Recorded information:
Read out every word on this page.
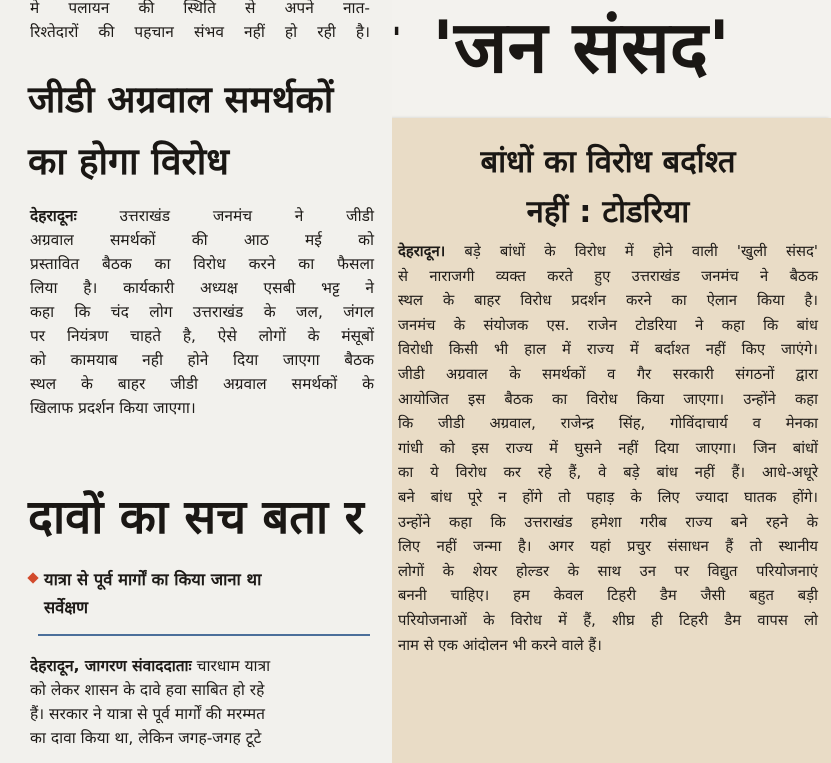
मे पलायन की स्थिति से अपने नात-
रिश्तेदारों की पहचान संभव नहीं हो रही है।
जीडी अग्रवाल समर्थकों
का होगा विरोध
देहरादूनः	उत्तराखंड जनमंच ने जीडी
अग्रवाल समर्थकों की आठ मई को
प्रस्तावित बैठक का विरोध करने का फैसला
लिया है। कार्यकारी अध्यक्ष एसबी भट्ट ने
कहा कि चंद लोग उत्तराखंड के जल, जंगल
पर नियंत्रण चाहते है, ऐसे लोगों के मंसूबों
को कामयाब नही होने दिया जाएगा बैठक
स्थल के बाहर जीडी अग्रवाल समर्थकों के
खिलाफ प्रदर्शन किया जाएगा।
दावों का सच बता र

यात्रा से पूर्व मार्गों का किया जाना था

सर्वेक्षण

देहरादून, जागरण संवाददाताः चारधाम यात्रा
को लेकर शासन के दावे हवा साबित हो रहे
हैं। सरकार ने यात्रा से पूर्व मार्गों की मरम्मत
का दावा किया था, लेकिन जगह-जगह टूटे
' 'जन संसद'
बांधों का विरोध बर्दाश्त
नहीं : टोडरिया
देहरादून। बड़े बांधों के विरोध में होने वाली 'खुली संसद'
से नाराजगी व्यक्त करते हुए उत्तराखंड जनमंच ने बैठक
स्थल के बाहर विरोध प्रदर्शन करने का ऐलान किया है।
जनमंच के संयोजक एस. राजेन टोडरिया ने कहा कि बांध
विरोधी किसी भी हाल में राज्य में बर्दाश्त नहीं किए जाएंगे।
जीडी अग्रवाल के समर्थकों व गैर सरकारी संगठनों द्वारा
आयोजित इस बैठक का विरोध किया जाएगा। उन्होंने कहा
कि जीडी अग्रवाल, राजेन्द्र सिंह, गोविंदाचार्य व मेनका
गांधी को इस राज्य में घुसने नहीं दिया जाएगा। जिन बांधों
का ये विरोध कर रहे हैं, वे बड़े बांध नहीं हैं। आधे-अधूरे
बने बांध पूरे न होंगे तो पहाड़ के लिए ज्यादा घातक होंगे।
उन्होंने कहा कि उत्तराखंड हमेशा गरीब राज्य बने रहने के
लिए नहीं जन्मा है। अगर यहां प्रचुर संसाधन हैं तो स्थानीय
लोगों के शेयर होल्डर के साथ उन पर विद्युत परियोजनाएं
बननी चाहिए। हम केवल टिहरी डैम जैसी बहुत बड़ी
परियोजनाओं के विरोध में हैं, शीघ्र ही टिहरी डैम वापस लो
नाम से एक आंदोलन भी करने वाले हैं।
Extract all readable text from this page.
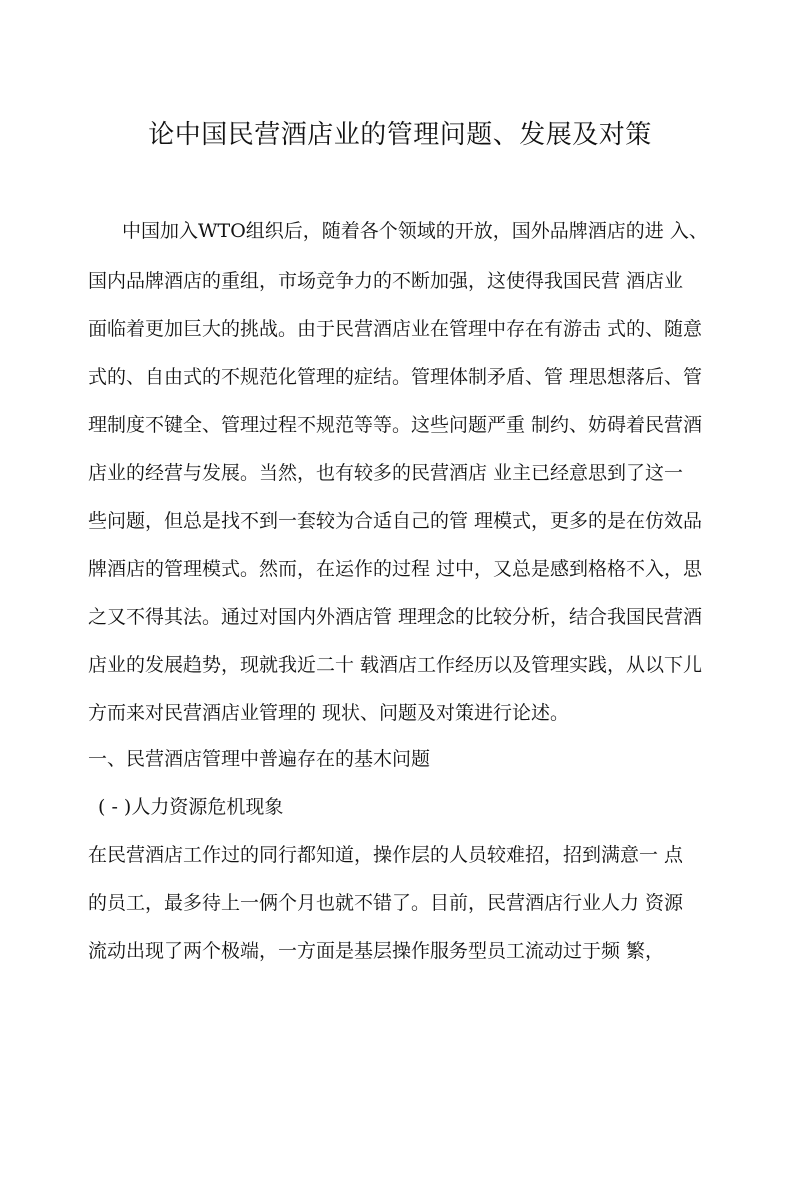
论中国民营酒店业的管理问题、发展及对策
中国加入WTO组织后，随着各个领域的开放，国外品牌酒店的进 入、
国内品牌酒店的重组，市场竞争力的不断加强，这使得我国民营 酒店业
面临着更加巨大的挑战。由于民营酒店业在管理中存在有游击 式的、随意
式的、自由式的不规范化管理的症结。管理体制矛盾、管 理思想落后、管
理制度不键全、管理过程不规范等等。这些问题严重 制约、妨碍着民营酒
店业的经营与发展。当然，也有较多的民营酒店 业主已经意思到了这一
些问题，但总是找不到一套较为合适自己的管 理模式，更多的是在仿效品
牌酒店的管理模式。然而，在运作的过程 过中，又总是感到格格不入，思
之又不得其法。通过对国内外酒店管 理理念的比较分析，结合我国民营酒
店业的发展趋势，现就我近二十 载酒店工作经历以及管理实践，从以下儿
方而来对民营酒店业管理的 现状、问题及对策进行论述。
一、民营酒店管理中普遍存在的基木问题
( - )人力资源危机现象
在民营酒店工作过的同行都知道，操作层的人员较难招，招到满意一 点
的员工，最多待上一俩个月也就不错了。目前，民营酒店行业人力 资源
流动出现了两个极端，一方面是基层操作服务型员工流动过于频 繁，
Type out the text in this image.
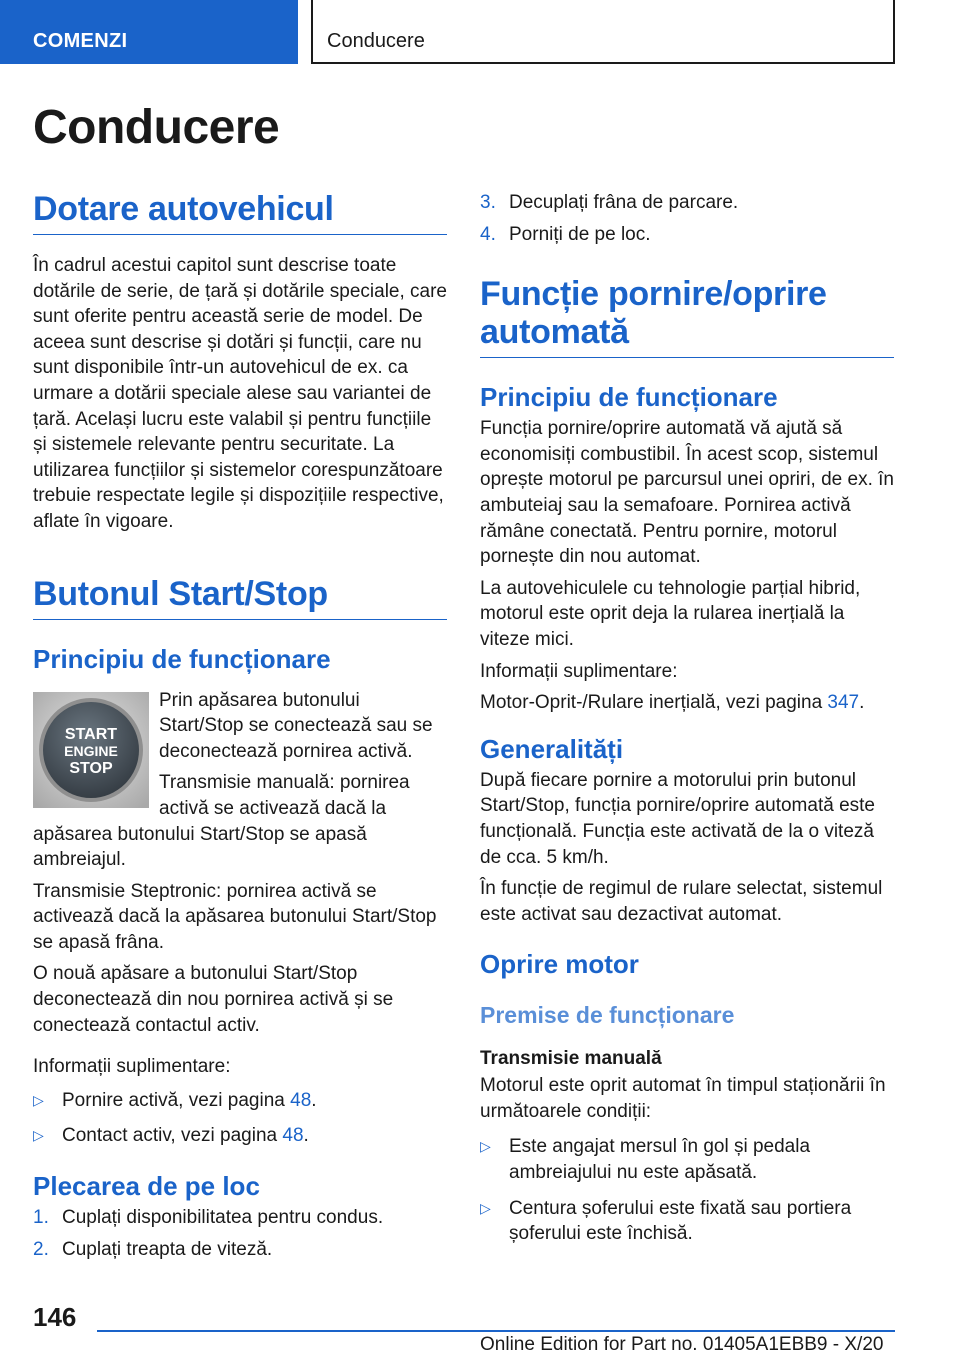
COMENZI	Conducere
Conducere
Dotare autovehicul

În cadrul acestui capitol sunt descrise toate dotările de serie, de țară și dotările speciale, care sunt oferite pentru această serie de model. De aceea sunt descrise și dotări și funcții, care nu sunt disponibile într-un autovehicul de ex. ca urmare a dotării speciale alese sau variantei de țară. Același lucru este valabil și pentru funcțiile și sistemele relevante pentru securitate. La utilizarea funcțiilor și sistemelor corespunzătoare trebuie respectate legile și dispozițiile respective, aflate în vigoare.

Butonul Start/Stop
Principiu de funcționare
START
ENGINE
STOP

Prin apăsarea butonului Start/Stop se conectează sau se deconectează pornirea activă.

Transmisie manuală: pornirea activă se activează dacă la apăsarea butonului Start/Stop se apasă ambreiajul.

Transmisie Steptronic: pornirea activă se activează dacă la apăsarea butonului Start/Stop se apasă frâna.

O nouă apăsare a butonului Start/Stop deconectează din nou pornirea activă și se conectează contactul activ.

Informații suplimentare:

▷ Pornire activă, vezi pagina 48.
▷ Contact activ, vezi pagina 48.
Plecarea de pe loc
1. Cuplați disponibilitatea pentru condus.
2. Cuplați treapta de viteză.
3. Decuplați frâna de parcare.
4. Porniți de pe loc.
Funcție pornire/oprire automată
Principiu de funcționare

Funcția pornire/oprire automată vă ajută să economisiți combustibil. În acest scop, sistemul oprește motorul pe parcursul unei opriri, de ex. în ambuteiaj sau la semafoare. Pornirea activă rămâne conectată. Pentru pornire, motorul pornește din nou automat.

La autovehiculele cu tehnologie parțial hibrid, motorul este oprit deja la rularea inerțială la viteze mici.

Informații suplimentare:

Motor-Oprit-/Rulare inerțială, vezi pagina 347.

Generalități

După fiecare pornire a motorului prin butonul Start/Stop, funcția pornire/oprire automată este funcțională. Funcția este activată de la o viteză de cca. 5 km/h.

În funcție de regimul de rulare selectat, sistemul este activat sau dezactivat automat.

Oprire motor
Premise de funcționare
Transmisie manuală

Motorul este oprit automat în timpul staționării în următoarele condiții:

▷ Este angajat mersul în gol și pedala ambreiajului nu este apăsată.
▷ Centura șoferului este fixată sau portiera șoferului este închisă.
146
Online Edition for Part no. 01405A1EBB9 - X/20
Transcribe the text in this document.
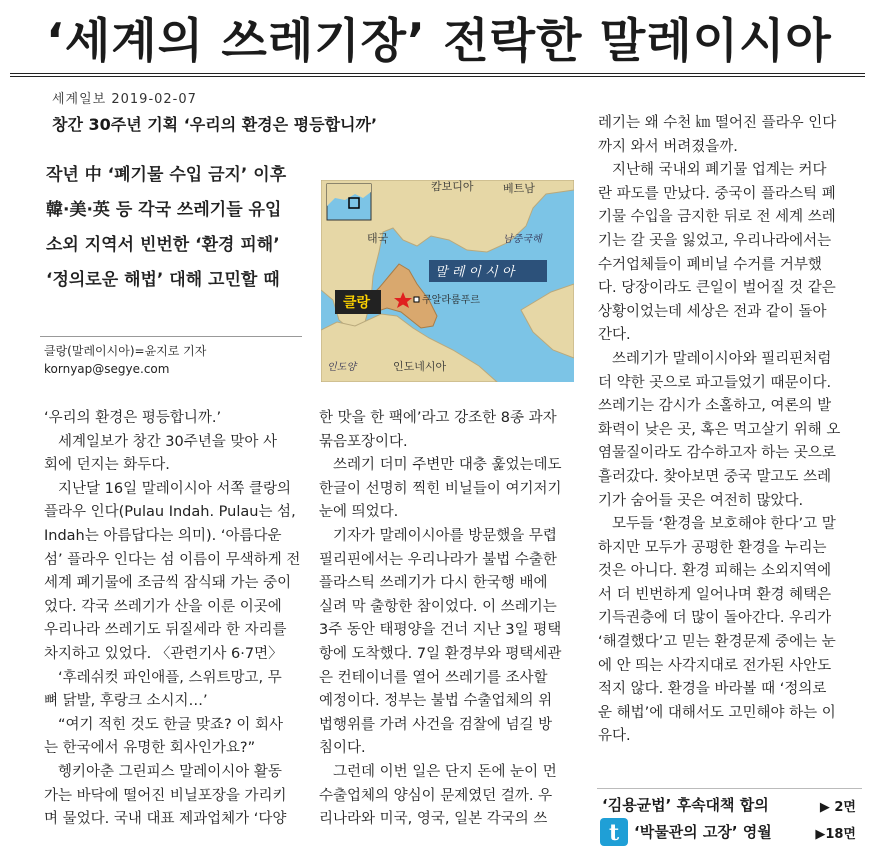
‘세계의 쓰레기장’ 전락한 말레이시아
세계일보 2019-02-07
창간 30주년 기획 ‘우리의 환경은 평등합니까’
작년 中 ‘폐기물 수입 금지’ 이후
韓·美·英 등 각국 쓰레기들 유입
소외 지역서 빈번한 ‘환경 피해’
‘정의로운 해법’ 대해 고민할 때
클랑(말레이시아)=윤지로 기자
kornyap@segye.com
캄보디아	베트남
태국	남중국해
말 레 이 시 아
클랑	쿠알라룸푸르
인도양	인도네시아
‘우리의 환경은 평등합니까.’
세계일보가 창간 30주년을 맞아 사
회에 던지는 화두다.
지난달 16일 말레이시아 서쪽 클랑의
플라우 인다(Pulau Indah. Pulau는 섬,
Indah는 아름답다는 의미). ‘아름다운
섬’ 플라우 인다는 섬 이름이 무색하게 전
세계 폐기물에 조금씩 잠식돼 가는 중이
었다. 각국 쓰레기가 산을 이룬 이곳에
우리나라 쓰레기도 뒤질세라 한 자리를
차지하고 있었다. 〈관련기사 6·7면〉
‘후레쉬컷 파인애플, 스위트망고, 무
뼈 닭발, 후랑크 소시지…’
“여기 적힌 것도 한글 맞죠? 이 회사
는 한국에서 유명한 회사인가요?”
헹키아춘 그린피스 말레이시아 활동
가는 바닥에 떨어진 비닐포장을 가리키
며 물었다. 국내 대표 제과업체가 ‘다양
한 맛을 한 팩에’라고 강조한 8종 과자
묶음포장이다.
쓰레기 더미 주변만 대충 훑었는데도
한글이 선명히 찍힌 비닐들이 여기저기
눈에 띄었다.
기자가 말레이시아를 방문했을 무렵
필리핀에서는 우리나라가 불법 수출한
플라스틱 쓰레기가 다시 한국행 배에
실려 막 출항한 참이었다. 이 쓰레기는
3주 동안 태평양을 건너 지난 3일 평택
항에 도착했다. 7일 환경부와 평택세관
은 컨테이너를 열어 쓰레기를 조사할
예정이다. 정부는 불법 수출업체의 위
법행위를 가려 사건을 검찰에 넘길 방
침이다.
그런데 이번 일은 단지 돈에 눈이 먼
수출업체의 양심이 문제였던 걸까. 우
리나라와 미국, 영국, 일본 각국의 쓰
레기는 왜 수천 ㎞ 떨어진 플라우 인다
까지 와서 버려졌을까.
지난해 국내외 폐기물 업계는 커다
란 파도를 만났다. 중국이 플라스틱 폐
기물 수입을 금지한 뒤로 전 세계 쓰레
기는 갈 곳을 잃었고, 우리나라에서는
수거업체들이 폐비닐 수거를 거부했
다. 당장이라도 큰일이 벌어질 것 같은
상황이었는데 세상은 전과 같이 돌아
간다.
쓰레기가 말레이시아와 필리핀처럼
더 약한 곳으로 파고들었기 때문이다.
쓰레기는 감시가 소홀하고, 여론의 발
화력이 낮은 곳, 혹은 먹고살기 위해 오
염물질이라도 감수하고자 하는 곳으로
흘러갔다. 찾아보면 중국 말고도 쓰레
기가 숨어들 곳은 여전히 많았다.
모두들 ‘환경을 보호해야 한다’고 말
하지만 모두가 공평한 환경을 누리는
것은 아니다. 환경 피해는 소외지역에
서 더 빈번하게 일어나며 환경 혜택은
기득권층에 더 많이 돌아간다. 우리가
‘해결했다’고 믿는 환경문제 중에는 눈
에 안 띄는 사각지대로 전가된 사안도
적지 않다. 환경을 바라볼 때 ‘정의로
운 해법’에 대해서도 고민해야 하는 이
유다.
‘김용균법’ 후속대책 합의	▶ 2면
t ‘박물관의 고장’ 영월	▶18면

What to work on:
Every line containing the string "플라스틱" must be listed.

Result of this task:
플라스틱 쓰레기가 다시 한국행 배에
란 파도를 만났다. 중국이 플라스틱 폐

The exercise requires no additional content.